*** Opening Supplied records ***

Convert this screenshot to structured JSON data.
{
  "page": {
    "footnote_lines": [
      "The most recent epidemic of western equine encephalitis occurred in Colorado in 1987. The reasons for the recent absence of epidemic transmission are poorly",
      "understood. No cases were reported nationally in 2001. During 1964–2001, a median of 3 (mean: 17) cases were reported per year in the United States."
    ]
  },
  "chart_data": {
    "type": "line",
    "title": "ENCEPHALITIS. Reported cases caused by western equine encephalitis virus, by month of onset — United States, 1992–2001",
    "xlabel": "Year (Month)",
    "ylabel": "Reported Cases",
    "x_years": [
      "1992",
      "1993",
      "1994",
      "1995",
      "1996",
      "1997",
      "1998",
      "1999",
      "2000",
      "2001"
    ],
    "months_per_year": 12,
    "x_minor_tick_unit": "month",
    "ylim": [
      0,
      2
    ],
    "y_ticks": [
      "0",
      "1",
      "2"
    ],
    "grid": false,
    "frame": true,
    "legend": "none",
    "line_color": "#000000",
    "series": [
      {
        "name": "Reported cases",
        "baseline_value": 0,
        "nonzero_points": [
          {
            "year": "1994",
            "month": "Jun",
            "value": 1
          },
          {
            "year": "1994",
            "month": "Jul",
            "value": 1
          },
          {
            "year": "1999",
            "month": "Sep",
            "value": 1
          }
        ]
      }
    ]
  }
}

*** Closing Supplied records ***

→ Action item
Please output the complete listing without any alteration.

→ Exercise response
Convert this screenshot to structured JSON data.
{
  "page": {
    "footnote_lines": [
      "The most recent epidemic of western equine encephalitis occurred in Colorado in 1987. The reasons for the recent absence of epidemic transmission are poorly",
      "understood. No cases were reported nationally in 2001. During 1964–2001, a median of 3 (mean: 17) cases were reported per year in the United States."
    ]
  },
  "chart_data": {
    "type": "line",
    "title": "ENCEPHALITIS. Reported cases caused by western equine encephalitis virus, by month of onset — United States, 1992–2001",
    "xlabel": "Year (Month)",
    "ylabel": "Reported Cases",
    "x_years": [
      "1992",
      "1993",
      "1994",
      "1995",
      "1996",
      "1997",
      "1998",
      "1999",
      "2000",
      "2001"
    ],
    "months_per_year": 12,
    "x_minor_tick_unit": "month",
    "ylim": [
      0,
      2
    ],
    "y_ticks": [
      "0",
      "1",
      "2"
    ],
    "grid": false,
    "frame": true,
    "legend": "none",
    "line_color": "#000000",
    "series": [
      {
        "name": "Reported cases",
        "baseline_value": 0,
        "nonzero_points": [
          {
            "year": "1994",
            "month": "Jun",
            "value": 1
          },
          {
            "year": "1994",
            "month": "Jul",
            "value": 1
          },
          {
            "year": "1999",
            "month": "Sep",
            "value": 1
          }
        ]
      }
    ]
  }
}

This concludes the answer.